DATA ENTRIES
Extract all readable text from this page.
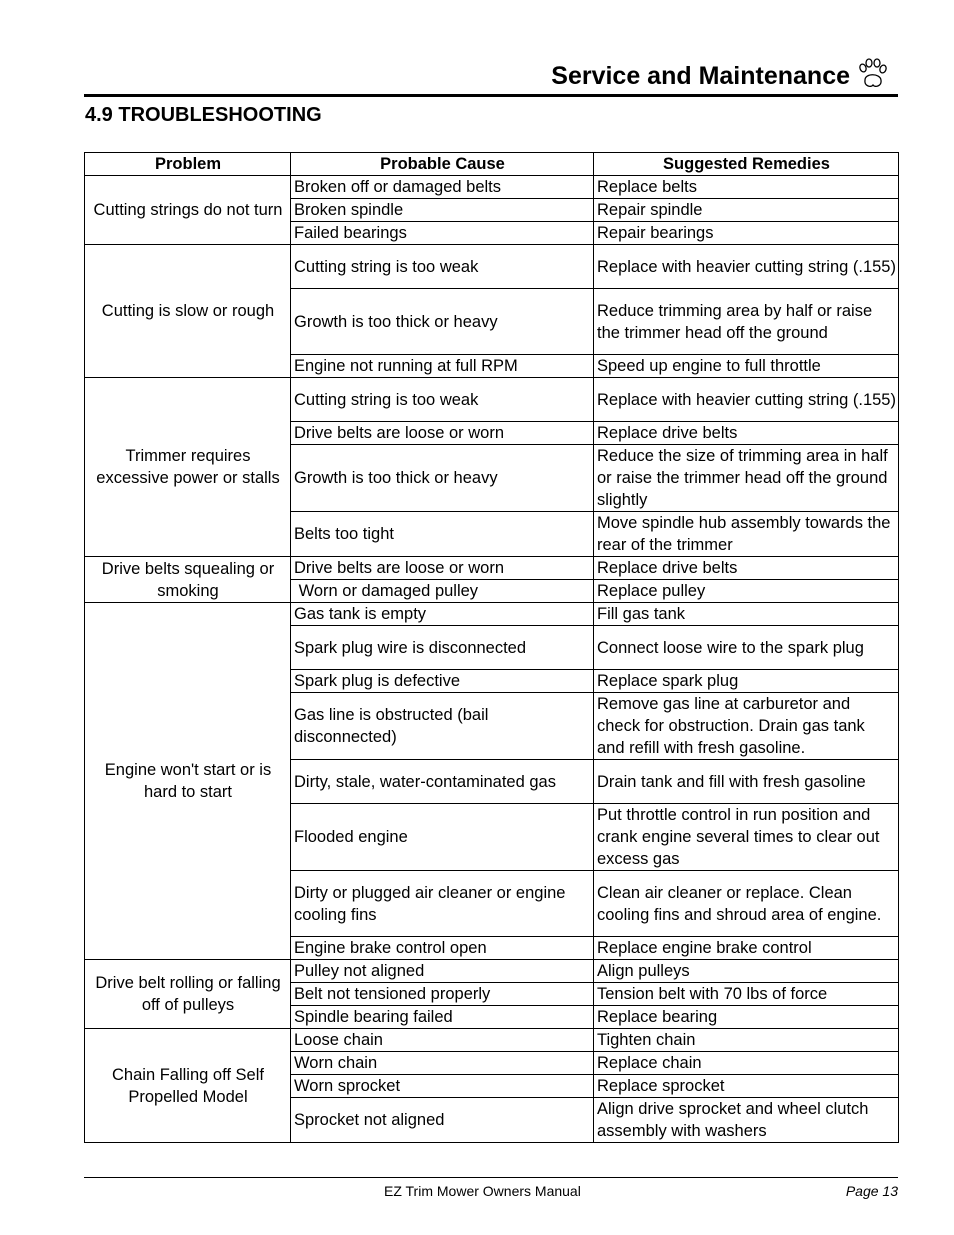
Service and Maintenance
4.9 TROUBLESHOOTING
Problem	Probable Cause	Suggested Remedies
Cutting strings do not turn	Broken off or damaged belts	Replace belts
	Broken spindle	Repair spindle
	Failed bearings	Repair bearings
Cutting is slow or rough	Cutting string is too weak	Replace with heavier cutting string (.155)
	Growth is too thick or heavy	Reduce trimming area by half or raise the trimmer head off the ground
	Engine not running at full RPM	Speed up engine to full throttle
Trimmer requires excessive power or stalls	Cutting string is too weak	Replace with heavier cutting string (.155)
	Drive belts are loose or worn	Replace drive belts
	Growth is too thick or heavy	Reduce the size of trimming area in half or raise the trimmer head off the ground slightly
	Belts too tight	Move spindle hub assembly towards the rear of the trimmer
Drive belts squealing or smoking	Drive belts are loose or worn	Replace drive belts
	Worn or damaged pulley	Replace pulley
Engine won't start or is hard to start	Gas tank is empty	Fill gas tank
	Spark plug wire is disconnected	Connect loose wire to the spark plug
	Spark plug is defective	Replace spark plug
	Gas line is obstructed (bail disconnected)	Remove gas line at carburetor and check for obstruction. Drain gas tank and refill with fresh gasoline.
	Dirty, stale, water-contaminated gas	Drain tank and fill with fresh gasoline
	Flooded engine	Put throttle control in run position and crank engine several times to clear out excess gas
	Dirty or plugged air cleaner or engine cooling fins	Clean air cleaner or replace. Clean cooling fins and shroud area of engine.
	Engine brake control open	Replace engine brake control
Drive belt rolling or falling off of pulleys	Pulley not aligned	Align pulleys
	Belt not tensioned properly	Tension belt with 70 lbs of force
	Spindle bearing failed	Replace bearing
Chain Falling off Self Propelled Model	Loose chain	Tighten chain
	Worn chain	Replace chain
	Worn sprocket	Replace sprocket
	Sprocket not aligned	Align drive sprocket and wheel clutch assembly with washers
EZ Trim Mower Owners Manual	Page 13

EXERCISE GOAL
Every line in the data that holds "Broken" should be copied out.

SOLUTION FOR THIS PROBLEM
Cutting strings do not turn	Broken off or damaged belts	Replace belts
	Broken spindle	Repair spindle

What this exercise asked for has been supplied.